**The problem:** Copy every entry exactly as given, minus the images.

**Data excerpts:**
§ §
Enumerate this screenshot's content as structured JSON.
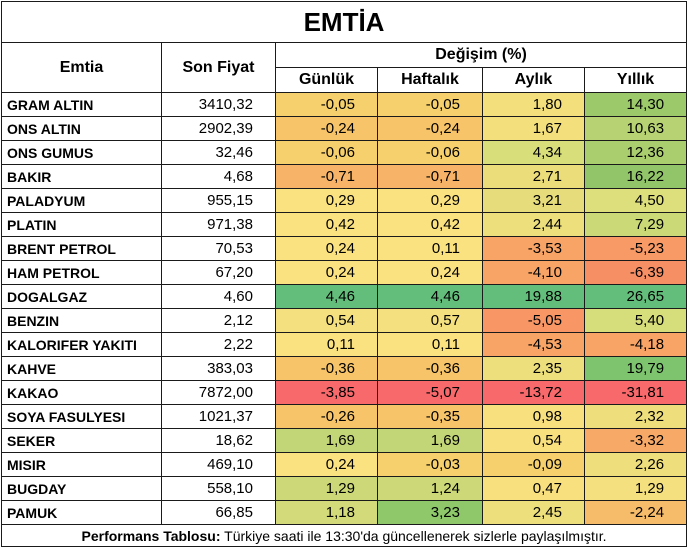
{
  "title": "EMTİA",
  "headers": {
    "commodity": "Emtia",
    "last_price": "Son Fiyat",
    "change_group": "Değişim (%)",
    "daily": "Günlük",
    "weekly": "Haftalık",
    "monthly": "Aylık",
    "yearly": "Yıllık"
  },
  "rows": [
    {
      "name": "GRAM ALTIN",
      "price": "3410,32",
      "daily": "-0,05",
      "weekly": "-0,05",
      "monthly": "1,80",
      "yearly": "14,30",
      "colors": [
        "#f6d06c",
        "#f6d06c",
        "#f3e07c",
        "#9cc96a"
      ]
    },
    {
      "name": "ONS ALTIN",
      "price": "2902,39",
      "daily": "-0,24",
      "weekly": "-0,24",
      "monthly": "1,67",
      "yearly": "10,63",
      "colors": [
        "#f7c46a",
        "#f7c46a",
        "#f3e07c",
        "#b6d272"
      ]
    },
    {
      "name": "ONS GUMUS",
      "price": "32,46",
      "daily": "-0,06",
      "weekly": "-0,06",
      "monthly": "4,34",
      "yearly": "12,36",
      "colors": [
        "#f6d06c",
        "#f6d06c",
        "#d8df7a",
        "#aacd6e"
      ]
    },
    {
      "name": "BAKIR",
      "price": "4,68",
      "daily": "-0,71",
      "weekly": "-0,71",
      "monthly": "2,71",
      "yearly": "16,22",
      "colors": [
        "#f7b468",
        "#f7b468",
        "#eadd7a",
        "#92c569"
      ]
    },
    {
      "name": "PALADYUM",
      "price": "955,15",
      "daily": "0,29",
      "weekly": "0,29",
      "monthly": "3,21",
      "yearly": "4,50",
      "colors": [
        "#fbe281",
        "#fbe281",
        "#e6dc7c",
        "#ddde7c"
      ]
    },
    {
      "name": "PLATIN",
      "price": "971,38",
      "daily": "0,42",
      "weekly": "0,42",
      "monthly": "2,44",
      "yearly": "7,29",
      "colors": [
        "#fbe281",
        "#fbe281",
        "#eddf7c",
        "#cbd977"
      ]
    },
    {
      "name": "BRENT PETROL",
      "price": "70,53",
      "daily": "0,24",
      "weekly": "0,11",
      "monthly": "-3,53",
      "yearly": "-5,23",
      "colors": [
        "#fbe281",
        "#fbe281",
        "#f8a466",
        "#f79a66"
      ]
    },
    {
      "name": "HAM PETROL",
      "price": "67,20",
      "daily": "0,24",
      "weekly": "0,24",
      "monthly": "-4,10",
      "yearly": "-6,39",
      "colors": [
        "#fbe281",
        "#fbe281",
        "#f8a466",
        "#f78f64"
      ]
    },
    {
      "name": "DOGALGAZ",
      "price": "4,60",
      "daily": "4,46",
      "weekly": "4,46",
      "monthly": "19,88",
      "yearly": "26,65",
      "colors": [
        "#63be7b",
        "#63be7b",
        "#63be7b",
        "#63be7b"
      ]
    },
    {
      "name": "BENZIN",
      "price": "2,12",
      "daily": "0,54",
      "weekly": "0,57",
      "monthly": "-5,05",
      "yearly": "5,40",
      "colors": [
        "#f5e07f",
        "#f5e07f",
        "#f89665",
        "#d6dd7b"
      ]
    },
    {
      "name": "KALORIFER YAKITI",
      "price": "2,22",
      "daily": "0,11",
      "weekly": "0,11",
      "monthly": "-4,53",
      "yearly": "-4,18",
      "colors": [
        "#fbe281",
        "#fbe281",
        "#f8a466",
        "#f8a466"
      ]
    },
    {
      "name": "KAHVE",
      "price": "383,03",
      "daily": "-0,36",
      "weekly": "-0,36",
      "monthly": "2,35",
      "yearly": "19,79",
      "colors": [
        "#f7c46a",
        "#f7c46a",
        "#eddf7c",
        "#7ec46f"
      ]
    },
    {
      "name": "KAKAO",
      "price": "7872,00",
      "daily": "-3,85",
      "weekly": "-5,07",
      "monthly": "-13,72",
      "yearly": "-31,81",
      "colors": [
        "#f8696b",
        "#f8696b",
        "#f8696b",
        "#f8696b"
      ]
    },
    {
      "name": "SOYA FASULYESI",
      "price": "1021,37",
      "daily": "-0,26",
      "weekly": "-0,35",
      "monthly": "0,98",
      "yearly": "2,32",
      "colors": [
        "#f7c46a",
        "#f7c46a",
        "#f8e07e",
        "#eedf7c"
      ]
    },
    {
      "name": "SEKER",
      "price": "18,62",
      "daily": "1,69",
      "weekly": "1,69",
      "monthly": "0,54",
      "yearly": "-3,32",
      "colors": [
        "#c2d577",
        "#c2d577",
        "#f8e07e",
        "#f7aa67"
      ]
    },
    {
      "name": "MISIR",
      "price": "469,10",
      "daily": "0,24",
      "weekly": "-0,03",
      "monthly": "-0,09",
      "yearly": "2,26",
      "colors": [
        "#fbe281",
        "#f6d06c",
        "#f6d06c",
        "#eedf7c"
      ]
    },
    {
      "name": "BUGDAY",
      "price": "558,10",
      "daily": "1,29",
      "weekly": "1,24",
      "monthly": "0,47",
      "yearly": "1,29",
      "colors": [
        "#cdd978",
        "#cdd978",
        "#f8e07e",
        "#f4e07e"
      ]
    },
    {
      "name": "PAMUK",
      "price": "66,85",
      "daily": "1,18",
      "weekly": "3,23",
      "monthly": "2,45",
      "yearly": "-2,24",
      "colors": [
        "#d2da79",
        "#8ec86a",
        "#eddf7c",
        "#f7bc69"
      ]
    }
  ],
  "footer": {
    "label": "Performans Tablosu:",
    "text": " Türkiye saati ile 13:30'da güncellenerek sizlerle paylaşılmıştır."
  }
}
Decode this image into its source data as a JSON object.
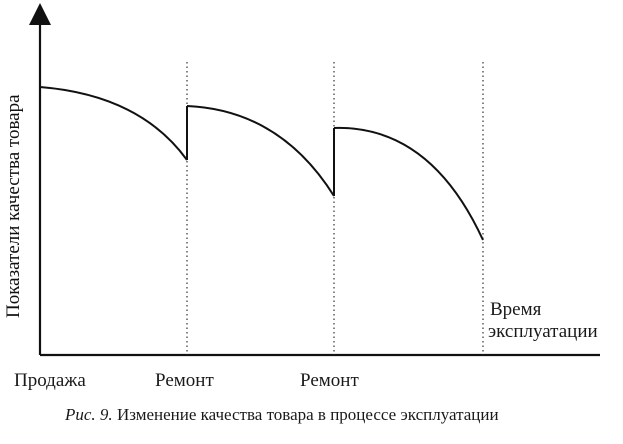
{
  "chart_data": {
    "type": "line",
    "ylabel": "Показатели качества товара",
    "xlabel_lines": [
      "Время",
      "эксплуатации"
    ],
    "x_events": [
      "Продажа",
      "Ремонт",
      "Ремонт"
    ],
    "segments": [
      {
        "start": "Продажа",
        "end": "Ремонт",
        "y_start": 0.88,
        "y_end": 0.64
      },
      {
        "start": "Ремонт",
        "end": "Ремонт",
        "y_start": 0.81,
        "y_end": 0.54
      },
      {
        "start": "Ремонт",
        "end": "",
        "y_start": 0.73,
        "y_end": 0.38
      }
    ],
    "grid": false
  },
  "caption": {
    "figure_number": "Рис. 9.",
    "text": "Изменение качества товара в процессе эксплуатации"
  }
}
§ §
**Completed exercise:**
Enumerate this screenshot's content as structured JSON.
{
  "title": "EMTİA",
  "headers": {
    "commodity": "Emtia",
    "last_price": "Son Fiyat",
    "change_group": "Değişim (%)",
    "daily": "Günlük",
    "weekly": "Haftalık",
    "monthly": "Aylık",
    "yearly": "Yıllık"
  },
  "rows": [
    {
      "name": "GRAM ALTIN",
      "price": "3410,32",
      "daily": "-0,05",
      "weekly": "-0,05",
      "monthly": "1,80",
      "yearly": "14,30",
      "colors": [
        "#f6d06c",
        "#f6d06c",
        "#f3e07c",
        "#9cc96a"
      ]
    },
    {
      "name": "ONS ALTIN",
      "price": "2902,39",
      "daily": "-0,24",
      "weekly": "-0,24",
      "monthly": "1,67",
      "yearly": "10,63",
      "colors": [
        "#f7c46a",
        "#f7c46a",
        "#f3e07c",
        "#b6d272"
      ]
    },
    {
      "name": "ONS GUMUS",
      "price": "32,46",
      "daily": "-0,06",
      "weekly": "-0,06",
      "monthly": "4,34",
      "yearly": "12,36",
      "colors": [
        "#f6d06c",
        "#f6d06c",
        "#d8df7a",
        "#aacd6e"
      ]
    },
    {
      "name": "BAKIR",
      "price": "4,68",
      "daily": "-0,71",
      "weekly": "-0,71",
      "monthly": "2,71",
      "yearly": "16,22",
      "colors": [
        "#f7b468",
        "#f7b468",
        "#eadd7a",
        "#92c569"
      ]
    },
    {
      "name": "PALADYUM",
      "price": "955,15",
      "daily": "0,29",
      "weekly": "0,29",
      "monthly": "3,21",
      "yearly": "4,50",
      "colors": [
        "#fbe281",
        "#fbe281",
        "#e6dc7c",
        "#ddde7c"
      ]
    },
    {
      "name": "PLATIN",
      "price": "971,38",
      "daily": "0,42",
      "weekly": "0,42",
      "monthly": "2,44",
      "yearly": "7,29",
      "colors": [
        "#fbe281",
        "#fbe281",
        "#eddf7c",
        "#cbd977"
      ]
    },
    {
      "name": "BRENT PETROL",
      "price": "70,53",
      "daily": "0,24",
      "weekly": "0,11",
      "monthly": "-3,53",
      "yearly": "-5,23",
      "colors": [
        "#fbe281",
        "#fbe281",
        "#f8a466",
        "#f79a66"
      ]
    },
    {
      "name": "HAM PETROL",
      "price": "67,20",
      "daily": "0,24",
      "weekly": "0,24",
      "monthly": "-4,10",
      "yearly": "-6,39",
      "colors": [
        "#fbe281",
        "#fbe281",
        "#f8a466",
        "#f78f64"
      ]
    },
    {
      "name": "DOGALGAZ",
      "price": "4,60",
      "daily": "4,46",
      "weekly": "4,46",
      "monthly": "19,88",
      "yearly": "26,65",
      "colors": [
        "#63be7b",
        "#63be7b",
        "#63be7b",
        "#63be7b"
      ]
    },
    {
      "name": "BENZIN",
      "price": "2,12",
      "daily": "0,54",
      "weekly": "0,57",
      "monthly": "-5,05",
      "yearly": "5,40",
      "colors": [
        "#f5e07f",
        "#f5e07f",
        "#f89665",
        "#d6dd7b"
      ]
    },
    {
      "name": "KALORIFER YAKITI",
      "price": "2,22",
      "daily": "0,11",
      "weekly": "0,11",
      "monthly": "-4,53",
      "yearly": "-4,18",
      "colors": [
        "#fbe281",
        "#fbe281",
        "#f8a466",
        "#f8a466"
      ]
    },
    {
      "name": "KAHVE",
      "price": "383,03",
      "daily": "-0,36",
      "weekly": "-0,36",
      "monthly": "2,35",
      "yearly": "19,79",
      "colors": [
        "#f7c46a",
        "#f7c46a",
        "#eddf7c",
        "#7ec46f"
      ]
    },
    {
      "name": "KAKAO",
      "price": "7872,00",
      "daily": "-3,85",
      "weekly": "-5,07",
      "monthly": "-13,72",
      "yearly": "-31,81",
      "colors": [
        "#f8696b",
        "#f8696b",
        "#f8696b",
        "#f8696b"
      ]
    },
    {
      "name": "SOYA FASULYESI",
      "price": "1021,37",
      "daily": "-0,26",
      "weekly": "-0,35",
      "monthly": "0,98",
      "yearly": "2,32",
      "colors": [
        "#f7c46a",
        "#f7c46a",
        "#f8e07e",
        "#eedf7c"
      ]
    },
    {
      "name": "SEKER",
      "price": "18,62",
      "daily": "1,69",
      "weekly": "1,69",
      "monthly": "0,54",
      "yearly": "-3,32",
      "colors": [
        "#c2d577",
        "#c2d577",
        "#f8e07e",
        "#f7aa67"
      ]
    },
    {
      "name": "MISIR",
      "price": "469,10",
      "daily": "0,24",
      "weekly": "-0,03",
      "monthly": "-0,09",
      "yearly": "2,26",
      "colors": [
        "#fbe281",
        "#f6d06c",
        "#f6d06c",
        "#eedf7c"
      ]
    },
    {
      "name": "BUGDAY",
      "price": "558,10",
      "daily": "1,29",
      "weekly": "1,24",
      "monthly": "0,47",
      "yearly": "1,29",
      "colors": [
        "#cdd978",
        "#cdd978",
        "#f8e07e",
        "#f4e07e"
      ]
    },
    {
      "name": "PAMUK",
      "price": "66,85",
      "daily": "1,18",
      "weekly": "3,23",
      "monthly": "2,45",
      "yearly": "-2,24",
      "colors": [
        "#d2da79",
        "#8ec86a",
        "#eddf7c",
        "#f7bc69"
      ]
    }
  ],
  "footer": {
    "label": "Performans Tablosu:",
    "text": " Türkiye saati ile 13:30'da güncellenerek sizlerle paylaşılmıştır."
  }
}
Decode this image into its source data as a JSON object.
{
  "chart_data": {
    "type": "line",
    "ylabel": "Показатели качества товара",
    "xlabel_lines": [
      "Время",
      "эксплуатации"
    ],
    "x_events": [
      "Продажа",
      "Ремонт",
      "Ремонт"
    ],
    "segments": [
      {
        "start": "Продажа",
        "end": "Ремонт",
        "y_start": 0.88,
        "y_end": 0.64
      },
      {
        "start": "Ремонт",
        "end": "Ремонт",
        "y_start": 0.81,
        "y_end": 0.54
      },
      {
        "start": "Ремонт",
        "end": "",
        "y_start": 0.73,
        "y_end": 0.38
      }
    ],
    "grid": false
  },
  "caption": {
    "figure_number": "Рис. 9.",
    "text": "Изменение качества товара в процессе эксплуатации"
  }
}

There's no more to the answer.